PROBLEM DESCRIPTION ::
Each entry that follows is to be retyped exactly. Pictures do not belong in the copy.

** START **

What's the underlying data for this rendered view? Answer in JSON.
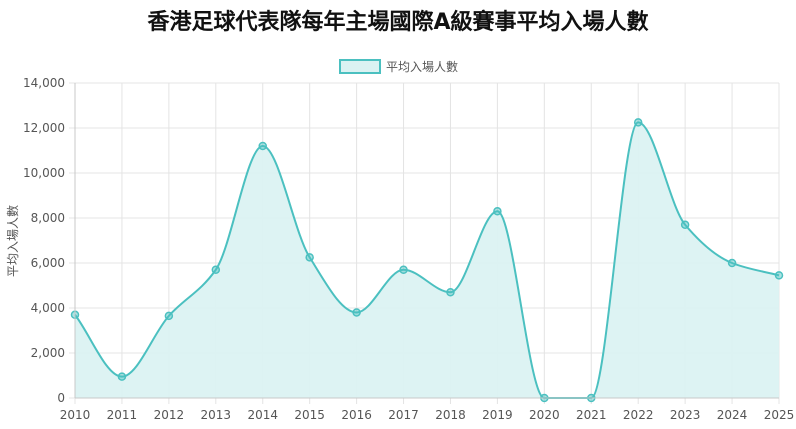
{
  "chart_data": {
    "type": "area",
    "title": "香港足球代表隊每年主場國際A級賽事平均入場人數",
    "ylabel": "平均入場人數",
    "xlabel": "",
    "x": [
      "2010",
      "2011",
      "2012",
      "2013",
      "2014",
      "2015",
      "2016",
      "2017",
      "2018",
      "2019",
      "2020",
      "2021",
      "2022",
      "2023",
      "2024",
      "2025"
    ],
    "series": [
      {
        "name": "平均入場人數",
        "values": [
          3700,
          950,
          3650,
          5700,
          11200,
          6250,
          3800,
          5700,
          4700,
          8300,
          0,
          0,
          12250,
          7700,
          6000,
          5450
        ]
      }
    ],
    "ylim": [
      0,
      14000
    ],
    "yticks": [
      "0",
      "2,000",
      "4,000",
      "6,000",
      "8,000",
      "10,000",
      "12,000",
      "14,000"
    ],
    "grid": true,
    "legend_position": "top-center",
    "colors": {
      "line": "#4bc0c0",
      "fill": "#dbf2f2"
    }
  }
}
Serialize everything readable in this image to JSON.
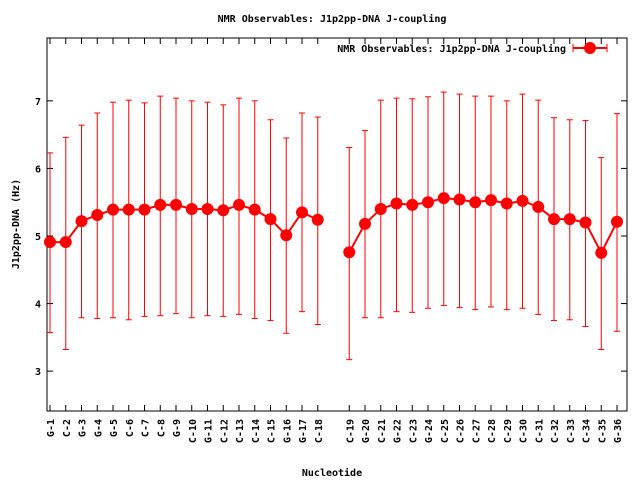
{
  "chart_data": {
    "type": "line",
    "title": "NMR Observables: J1p2pp-DNA J-coupling",
    "xlabel": "Nucleotide",
    "ylabel": "J1p2pp-DNA (Hz)",
    "ylim": [
      2.41,
      7.93
    ],
    "yticks": [
      3,
      4,
      5,
      6,
      7
    ],
    "grid": false,
    "legend": {
      "position": "top-right",
      "label": "NMR Observables: J1p2pp-DNA J-coupling"
    },
    "series_color": "#ff0000",
    "gap_after": "C-18",
    "categories": [
      "G-1",
      "C-2",
      "G-3",
      "G-4",
      "G-5",
      "C-6",
      "C-7",
      "C-8",
      "G-9",
      "C-10",
      "G-11",
      "C-12",
      "C-13",
      "C-14",
      "C-15",
      "G-16",
      "G-17",
      "C-18",
      "C-19",
      "G-20",
      "C-21",
      "G-22",
      "C-23",
      "G-24",
      "C-25",
      "C-26",
      "C-27",
      "C-28",
      "C-29",
      "C-30",
      "C-31",
      "C-32",
      "C-33",
      "C-34",
      "C-35",
      "G-36"
    ],
    "values": [
      4.91,
      4.91,
      5.22,
      5.31,
      5.39,
      5.39,
      5.39,
      5.46,
      5.46,
      5.4,
      5.4,
      5.38,
      5.46,
      5.39,
      5.25,
      5.01,
      5.35,
      5.24,
      4.76,
      5.18,
      5.4,
      5.48,
      5.46,
      5.5,
      5.56,
      5.54,
      5.5,
      5.53,
      5.48,
      5.52,
      5.43,
      5.25,
      5.25,
      5.2,
      4.75,
      5.21
    ],
    "err_low": [
      3.57,
      3.32,
      3.79,
      3.78,
      3.79,
      3.76,
      3.81,
      3.82,
      3.85,
      3.79,
      3.82,
      3.81,
      3.84,
      3.78,
      3.75,
      3.56,
      3.88,
      3.69,
      3.17,
      3.79,
      3.79,
      3.88,
      3.87,
      3.93,
      3.97,
      3.94,
      3.91,
      3.95,
      3.91,
      3.93,
      3.84,
      3.75,
      3.76,
      3.66,
      3.32,
      3.59
    ],
    "err_high": [
      6.23,
      6.46,
      6.64,
      6.82,
      6.98,
      7.01,
      6.97,
      7.07,
      7.04,
      7.0,
      6.98,
      6.94,
      7.04,
      7.0,
      6.72,
      6.45,
      6.82,
      6.76,
      6.31,
      6.56,
      7.01,
      7.04,
      7.03,
      7.06,
      7.13,
      7.1,
      7.07,
      7.07,
      7.0,
      7.1,
      7.01,
      6.75,
      6.72,
      6.71,
      6.16,
      6.81
    ]
  }
}
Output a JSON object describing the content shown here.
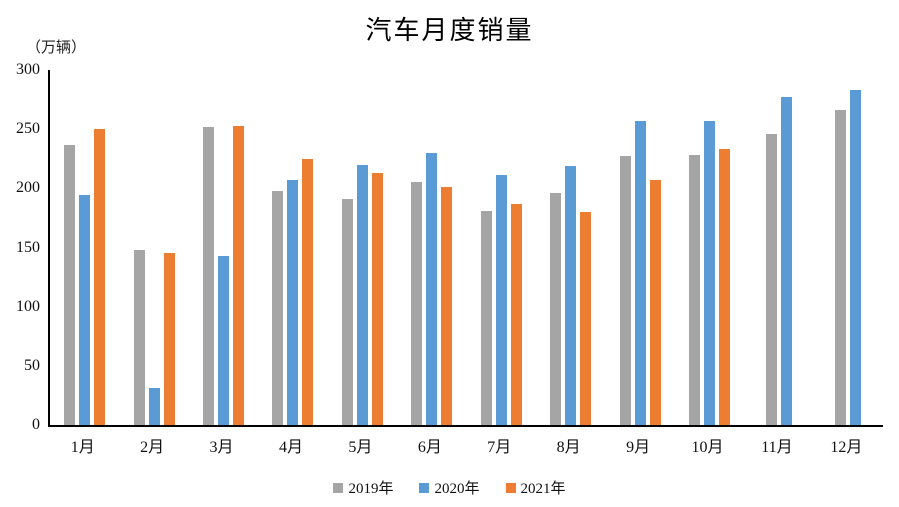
{
  "chart_data": {
    "type": "bar",
    "title": "汽车月度销量",
    "unit_label": "（万辆）",
    "categories": [
      "1月",
      "2月",
      "3月",
      "4月",
      "5月",
      "6月",
      "7月",
      "8月",
      "9月",
      "10月",
      "11月",
      "12月"
    ],
    "series": [
      {
        "name": "2019年",
        "color": "#A5A5A5",
        "values": [
          236.7,
          148.2,
          252.0,
          198.0,
          191.3,
          205.7,
          180.8,
          195.8,
          227.1,
          228.4,
          245.7,
          265.8
        ]
      },
      {
        "name": "2020年",
        "color": "#5B9BD5",
        "values": [
          194.1,
          31.0,
          143.0,
          207.0,
          219.4,
          230.0,
          211.2,
          218.6,
          256.5,
          257.3,
          277.0,
          283.1
        ]
      },
      {
        "name": "2021年",
        "color": "#ED7D31",
        "values": [
          250.3,
          145.5,
          252.6,
          225.2,
          212.8,
          201.5,
          186.4,
          179.9,
          206.7,
          233.3,
          null,
          null
        ]
      }
    ],
    "ylim": [
      0,
      300
    ],
    "ytick_step": 50,
    "yticks": [
      "0",
      "50",
      "100",
      "150",
      "200",
      "250",
      "300"
    ],
    "grid": false,
    "legend_position": "bottom-center",
    "axis_color": "#000000",
    "background": "#FFFFFF"
  }
}
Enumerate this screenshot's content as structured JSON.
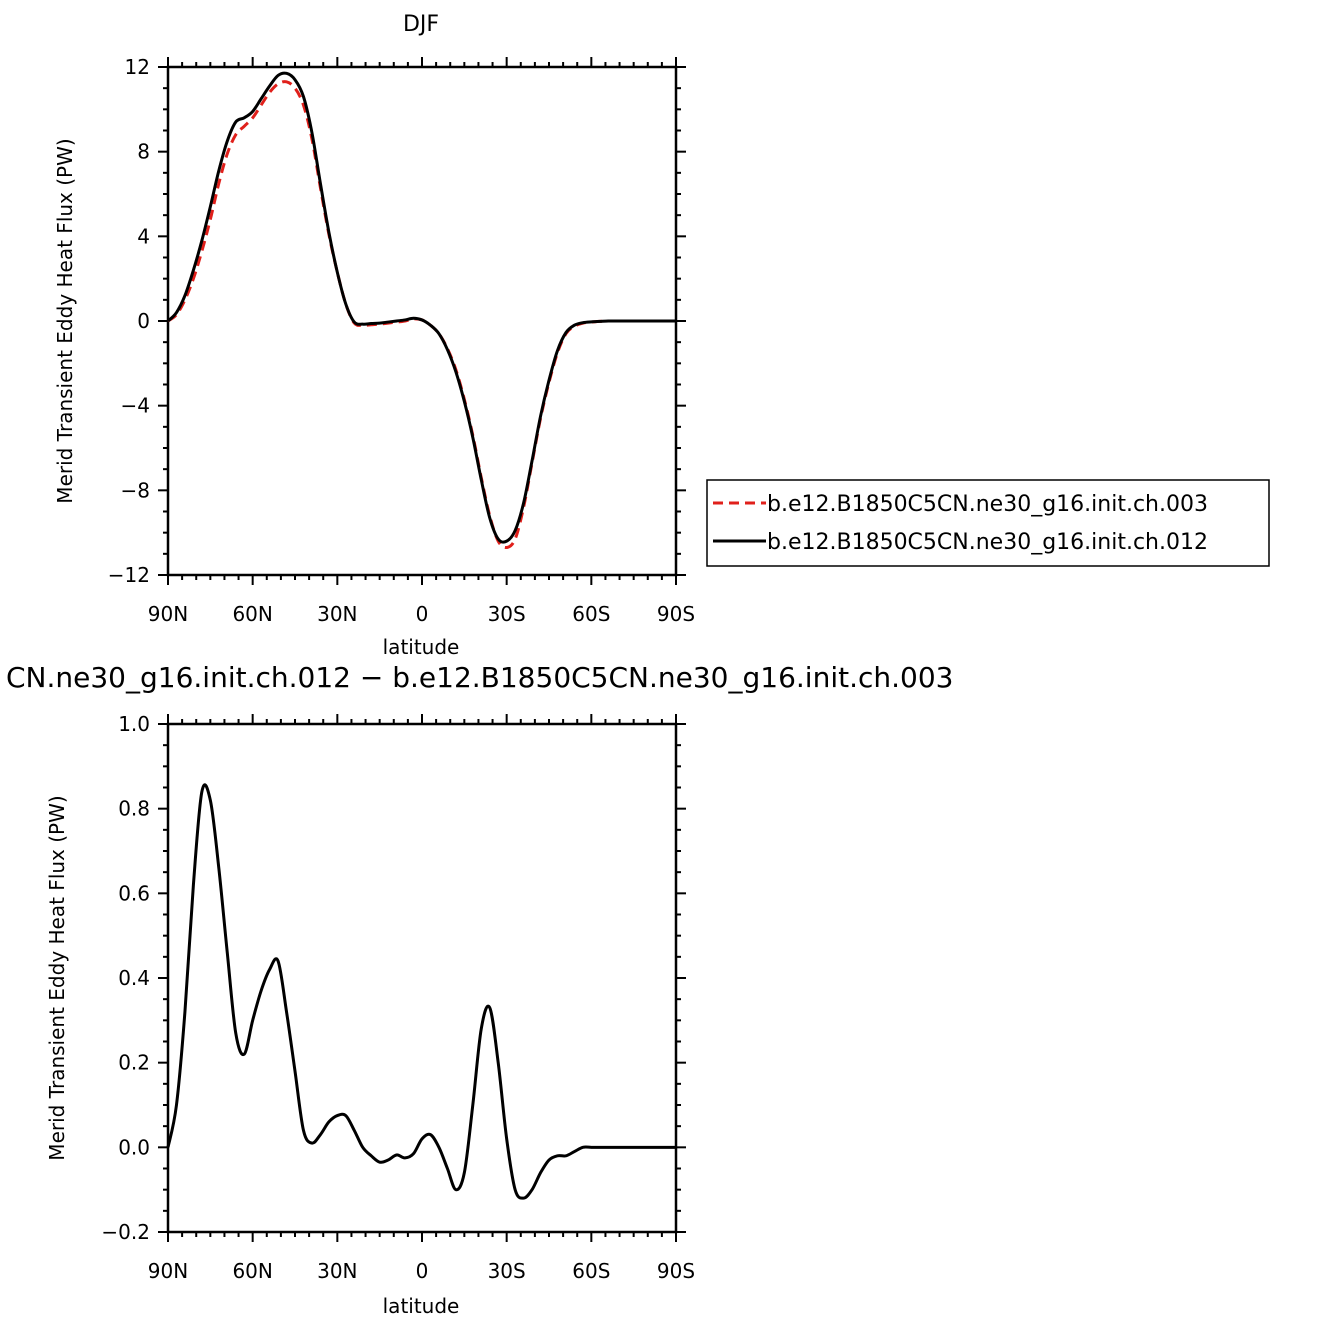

** END **

OUTPUT OF THE EXERCISE ::
What's the underlying data for this rendered view? Answer in JSON.
{
  "chart_data": {
    "type": "area",
    "title": "香港足球代表隊每年主場國際A級賽事平均入場人數",
    "ylabel": "平均入場人數",
    "xlabel": "",
    "x": [
      "2010",
      "2011",
      "2012",
      "2013",
      "2014",
      "2015",
      "2016",
      "2017",
      "2018",
      "2019",
      "2020",
      "2021",
      "2022",
      "2023",
      "2024",
      "2025"
    ],
    "series": [
      {
        "name": "平均入場人數",
        "values": [
          3700,
          950,
          3650,
          5700,
          11200,
          6250,
          3800,
          5700,
          4700,
          8300,
          0,
          0,
          12250,
          7700,
          6000,
          5450
        ]
      }
    ],
    "ylim": [
      0,
      14000
    ],
    "yticks": [
      "0",
      "2,000",
      "4,000",
      "6,000",
      "8,000",
      "10,000",
      "12,000",
      "14,000"
    ],
    "grid": true,
    "legend_position": "top-center",
    "colors": {
      "line": "#4bc0c0",
      "fill": "#dbf2f2"
    }
  }
}
Serialize everything readable in this image to JSON.
{
  "chart_data": {
    "type": "line",
    "title": "NMR Observables: J1p2pp-DNA J-coupling",
    "xlabel": "Nucleotide",
    "ylabel": "J1p2pp-DNA (Hz)",
    "ylim": [
      2.41,
      7.93
    ],
    "yticks": [
      3,
      4,
      5,
      6,
      7
    ],
    "grid": false,
    "legend": {
      "position": "top-right",
      "label": "NMR Observables: J1p2pp-DNA J-coupling"
    },
    "series_color": "#ff0000",
    "gap_after": "C-18",
    "categories": [
      "G-1",
      "C-2",
      "G-3",
      "G-4",
      "G-5",
      "C-6",
      "C-7",
      "C-8",
      "G-9",
      "C-10",
      "G-11",
      "C-12",
      "C-13",
      "C-14",
      "C-15",
      "G-16",
      "G-17",
      "C-18",
      "C-19",
      "G-20",
      "C-21",
      "G-22",
      "C-23",
      "G-24",
      "C-25",
      "C-26",
      "C-27",
      "C-28",
      "C-29",
      "C-30",
      "C-31",
      "C-32",
      "C-33",
      "C-34",
      "C-35",
      "G-36"
    ],
    "values": [
      4.91,
      4.91,
      5.22,
      5.31,
      5.39,
      5.39,
      5.39,
      5.46,
      5.46,
      5.4,
      5.4,
      5.38,
      5.46,
      5.39,
      5.25,
      5.01,
      5.35,
      5.24,
      4.76,
      5.18,
      5.4,
      5.48,
      5.46,
      5.5,
      5.56,
      5.54,
      5.5,
      5.53,
      5.48,
      5.52,
      5.43,
      5.25,
      5.25,
      5.2,
      4.75,
      5.21
    ],
    "err_low": [
      3.57,
      3.32,
      3.79,
      3.78,
      3.79,
      3.76,
      3.81,
      3.82,
      3.85,
      3.79,
      3.82,
      3.81,
      3.84,
      3.78,
      3.75,
      3.56,
      3.88,
      3.69,
      3.17,
      3.79,
      3.79,
      3.88,
      3.87,
      3.93,
      3.97,
      3.94,
      3.91,
      3.95,
      3.91,
      3.93,
      3.84,
      3.75,
      3.76,
      3.66,
      3.32,
      3.59
    ],
    "err_high": [
      6.23,
      6.46,
      6.64,
      6.82,
      6.98,
      7.01,
      6.97,
      7.07,
      7.04,
      7.0,
      6.98,
      6.94,
      7.04,
      7.0,
      6.72,
      6.45,
      6.82,
      6.76,
      6.31,
      6.56,
      7.01,
      7.04,
      7.03,
      7.06,
      7.13,
      7.1,
      7.07,
      7.07,
      7.0,
      7.1,
      7.01,
      6.75,
      6.72,
      6.71,
      6.16,
      6.81
    ]
  }
}
Output a JSON object describing the content shown here.
{
  "chart_data": {
    "type": "bar",
    "title": "汽车月度销量",
    "unit_label": "（万辆）",
    "categories": [
      "1月",
      "2月",
      "3月",
      "4月",
      "5月",
      "6月",
      "7月",
      "8月",
      "9月",
      "10月",
      "11月",
      "12月"
    ],
    "series": [
      {
        "name": "2019年",
        "color": "#A5A5A5",
        "values": [
          236.7,
          148.2,
          252.0,
          198.0,
          191.3,
          205.7,
          180.8,
          195.8,
          227.1,
          228.4,
          245.7,
          265.8
        ]
      },
      {
        "name": "2020年",
        "color": "#5B9BD5",
        "values": [
          194.1,
          31.0,
          143.0,
          207.0,
          219.4,
          230.0,
          211.2,
          218.6,
          256.5,
          257.3,
          277.0,
          283.1
        ]
      },
      {
        "name": "2021年",
        "color": "#ED7D31",
        "values": [
          250.3,
          145.5,
          252.6,
          225.2,
          212.8,
          201.5,
          186.4,
          179.9,
          206.7,
          233.3,
          null,
          null
        ]
      }
    ],
    "ylim": [
      0,
      300
    ],
    "ytick_step": 50,
    "yticks": [
      "0",
      "50",
      "100",
      "150",
      "200",
      "250",
      "300"
    ],
    "grid": false,
    "legend_position": "bottom-center",
    "axis_color": "#000000",
    "background": "#FFFFFF"
  }
}
Enumerate this screenshot's content as structured JSON.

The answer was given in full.